Look through the listing and locate every line containing the word "Hardness"; copy those lines.

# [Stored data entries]
☆ ☆ ☆ ☆ ☆ ☆ ☆

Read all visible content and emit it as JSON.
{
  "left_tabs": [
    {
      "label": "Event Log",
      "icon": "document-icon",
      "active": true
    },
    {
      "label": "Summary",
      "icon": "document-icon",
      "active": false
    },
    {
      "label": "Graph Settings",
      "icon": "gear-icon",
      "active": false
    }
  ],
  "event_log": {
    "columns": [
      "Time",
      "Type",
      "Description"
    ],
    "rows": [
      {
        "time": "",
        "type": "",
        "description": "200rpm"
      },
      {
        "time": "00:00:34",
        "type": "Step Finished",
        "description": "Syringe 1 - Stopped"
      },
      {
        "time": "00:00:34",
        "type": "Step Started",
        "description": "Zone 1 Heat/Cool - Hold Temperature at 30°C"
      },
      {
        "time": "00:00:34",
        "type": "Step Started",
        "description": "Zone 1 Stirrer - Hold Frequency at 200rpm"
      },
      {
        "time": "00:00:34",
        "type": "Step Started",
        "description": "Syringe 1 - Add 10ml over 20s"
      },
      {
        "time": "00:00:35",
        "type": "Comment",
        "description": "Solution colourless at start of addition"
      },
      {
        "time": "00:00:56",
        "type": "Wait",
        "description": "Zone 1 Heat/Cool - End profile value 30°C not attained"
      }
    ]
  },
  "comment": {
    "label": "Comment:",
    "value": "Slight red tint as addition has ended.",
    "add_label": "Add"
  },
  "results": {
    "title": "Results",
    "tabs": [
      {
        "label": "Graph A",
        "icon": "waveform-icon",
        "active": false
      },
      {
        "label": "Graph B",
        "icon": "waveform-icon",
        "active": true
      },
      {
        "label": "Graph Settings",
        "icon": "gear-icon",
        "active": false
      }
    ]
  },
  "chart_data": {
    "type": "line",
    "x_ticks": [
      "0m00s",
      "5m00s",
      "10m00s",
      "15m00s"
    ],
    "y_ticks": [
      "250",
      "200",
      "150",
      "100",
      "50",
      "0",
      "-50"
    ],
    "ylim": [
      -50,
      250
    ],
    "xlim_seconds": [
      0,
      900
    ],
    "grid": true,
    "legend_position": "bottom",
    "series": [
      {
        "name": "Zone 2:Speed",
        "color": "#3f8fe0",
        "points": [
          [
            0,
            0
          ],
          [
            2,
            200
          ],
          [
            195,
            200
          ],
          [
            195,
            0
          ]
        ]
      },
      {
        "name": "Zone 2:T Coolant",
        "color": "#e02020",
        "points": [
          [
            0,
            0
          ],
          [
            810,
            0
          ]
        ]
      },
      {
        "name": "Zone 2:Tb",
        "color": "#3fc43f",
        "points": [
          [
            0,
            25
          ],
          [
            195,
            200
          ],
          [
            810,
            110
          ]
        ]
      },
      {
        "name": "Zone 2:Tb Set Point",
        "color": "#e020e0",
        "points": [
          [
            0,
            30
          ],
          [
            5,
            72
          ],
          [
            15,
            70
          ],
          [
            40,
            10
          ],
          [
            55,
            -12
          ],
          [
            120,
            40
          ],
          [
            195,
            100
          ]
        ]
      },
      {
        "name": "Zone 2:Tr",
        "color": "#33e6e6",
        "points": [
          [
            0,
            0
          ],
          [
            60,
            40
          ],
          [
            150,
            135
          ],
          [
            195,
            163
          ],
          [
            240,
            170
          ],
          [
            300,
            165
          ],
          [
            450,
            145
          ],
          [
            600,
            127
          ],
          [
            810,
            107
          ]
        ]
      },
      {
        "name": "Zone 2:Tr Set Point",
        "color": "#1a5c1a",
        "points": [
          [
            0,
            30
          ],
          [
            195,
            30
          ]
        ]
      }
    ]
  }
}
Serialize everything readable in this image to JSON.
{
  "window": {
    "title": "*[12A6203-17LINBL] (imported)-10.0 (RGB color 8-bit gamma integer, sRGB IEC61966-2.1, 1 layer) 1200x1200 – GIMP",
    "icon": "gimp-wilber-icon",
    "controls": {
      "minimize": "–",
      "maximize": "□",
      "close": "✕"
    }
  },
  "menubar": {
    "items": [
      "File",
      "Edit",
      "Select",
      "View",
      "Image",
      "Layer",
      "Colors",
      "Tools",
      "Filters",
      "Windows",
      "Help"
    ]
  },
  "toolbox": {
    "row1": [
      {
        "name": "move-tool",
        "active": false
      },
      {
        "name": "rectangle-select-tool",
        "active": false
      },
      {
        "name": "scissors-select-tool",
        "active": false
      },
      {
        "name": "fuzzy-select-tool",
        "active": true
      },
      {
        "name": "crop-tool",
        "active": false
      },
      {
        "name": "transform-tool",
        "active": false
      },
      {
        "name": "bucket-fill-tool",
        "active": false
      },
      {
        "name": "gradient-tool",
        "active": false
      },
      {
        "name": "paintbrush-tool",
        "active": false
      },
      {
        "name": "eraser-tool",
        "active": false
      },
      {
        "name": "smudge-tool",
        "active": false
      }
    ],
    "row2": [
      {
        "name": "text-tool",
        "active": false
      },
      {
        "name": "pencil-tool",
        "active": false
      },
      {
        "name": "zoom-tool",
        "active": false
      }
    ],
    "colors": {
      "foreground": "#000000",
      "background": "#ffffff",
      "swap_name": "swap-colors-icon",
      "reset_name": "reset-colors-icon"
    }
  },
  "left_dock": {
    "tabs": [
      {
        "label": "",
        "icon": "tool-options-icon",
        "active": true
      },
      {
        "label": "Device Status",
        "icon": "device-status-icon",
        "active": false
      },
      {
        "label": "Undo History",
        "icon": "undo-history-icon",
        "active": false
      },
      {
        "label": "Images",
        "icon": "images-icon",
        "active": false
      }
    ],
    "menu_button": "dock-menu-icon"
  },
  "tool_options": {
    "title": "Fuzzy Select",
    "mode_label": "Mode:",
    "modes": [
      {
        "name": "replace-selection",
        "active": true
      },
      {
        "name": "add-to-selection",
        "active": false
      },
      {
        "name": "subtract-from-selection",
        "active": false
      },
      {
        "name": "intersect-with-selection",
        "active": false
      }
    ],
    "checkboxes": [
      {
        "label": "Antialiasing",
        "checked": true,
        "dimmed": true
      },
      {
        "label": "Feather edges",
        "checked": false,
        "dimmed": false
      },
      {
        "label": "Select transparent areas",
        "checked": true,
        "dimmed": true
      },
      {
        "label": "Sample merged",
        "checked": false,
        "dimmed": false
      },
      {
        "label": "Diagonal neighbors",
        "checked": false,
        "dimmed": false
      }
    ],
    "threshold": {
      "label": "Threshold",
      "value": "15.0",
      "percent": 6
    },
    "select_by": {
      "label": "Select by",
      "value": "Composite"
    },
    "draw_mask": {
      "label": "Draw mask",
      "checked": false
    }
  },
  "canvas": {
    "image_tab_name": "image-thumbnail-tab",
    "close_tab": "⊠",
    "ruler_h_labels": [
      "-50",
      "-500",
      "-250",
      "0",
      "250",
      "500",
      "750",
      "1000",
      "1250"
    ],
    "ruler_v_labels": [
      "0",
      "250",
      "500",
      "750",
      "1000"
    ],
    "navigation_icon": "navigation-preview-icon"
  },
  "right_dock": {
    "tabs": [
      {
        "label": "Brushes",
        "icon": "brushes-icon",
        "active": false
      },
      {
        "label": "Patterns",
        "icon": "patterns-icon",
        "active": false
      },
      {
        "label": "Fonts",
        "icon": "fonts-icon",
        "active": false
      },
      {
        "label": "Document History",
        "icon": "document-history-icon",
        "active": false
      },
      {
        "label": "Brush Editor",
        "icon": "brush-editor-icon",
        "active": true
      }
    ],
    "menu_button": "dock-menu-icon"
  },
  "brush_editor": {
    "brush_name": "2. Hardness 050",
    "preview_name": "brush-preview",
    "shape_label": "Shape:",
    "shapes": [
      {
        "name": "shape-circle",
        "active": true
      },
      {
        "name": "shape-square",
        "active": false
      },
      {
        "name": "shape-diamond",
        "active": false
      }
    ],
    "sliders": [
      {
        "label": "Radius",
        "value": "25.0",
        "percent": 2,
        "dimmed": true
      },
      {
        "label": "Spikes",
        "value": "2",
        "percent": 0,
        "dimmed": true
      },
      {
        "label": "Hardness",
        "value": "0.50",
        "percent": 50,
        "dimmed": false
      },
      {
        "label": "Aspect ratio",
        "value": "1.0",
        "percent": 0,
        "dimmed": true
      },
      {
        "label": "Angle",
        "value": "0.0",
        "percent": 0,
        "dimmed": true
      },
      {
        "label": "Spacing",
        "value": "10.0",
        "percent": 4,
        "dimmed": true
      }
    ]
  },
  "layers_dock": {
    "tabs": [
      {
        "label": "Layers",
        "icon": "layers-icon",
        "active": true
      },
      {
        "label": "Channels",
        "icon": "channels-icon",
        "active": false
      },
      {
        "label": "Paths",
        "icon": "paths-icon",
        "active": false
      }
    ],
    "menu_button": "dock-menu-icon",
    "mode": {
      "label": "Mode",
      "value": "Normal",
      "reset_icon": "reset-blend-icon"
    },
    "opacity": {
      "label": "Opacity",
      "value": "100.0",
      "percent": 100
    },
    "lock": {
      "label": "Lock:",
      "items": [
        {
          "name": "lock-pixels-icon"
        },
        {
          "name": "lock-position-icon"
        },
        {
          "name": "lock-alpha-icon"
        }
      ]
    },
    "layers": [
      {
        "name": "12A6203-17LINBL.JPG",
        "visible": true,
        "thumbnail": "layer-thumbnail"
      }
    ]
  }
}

☆ ☆ ☆ ☆ ☆ ☆ ☆

# [THE REPLY]
    "brush_name": "2. Hardness 050",
        "label": "Hardness",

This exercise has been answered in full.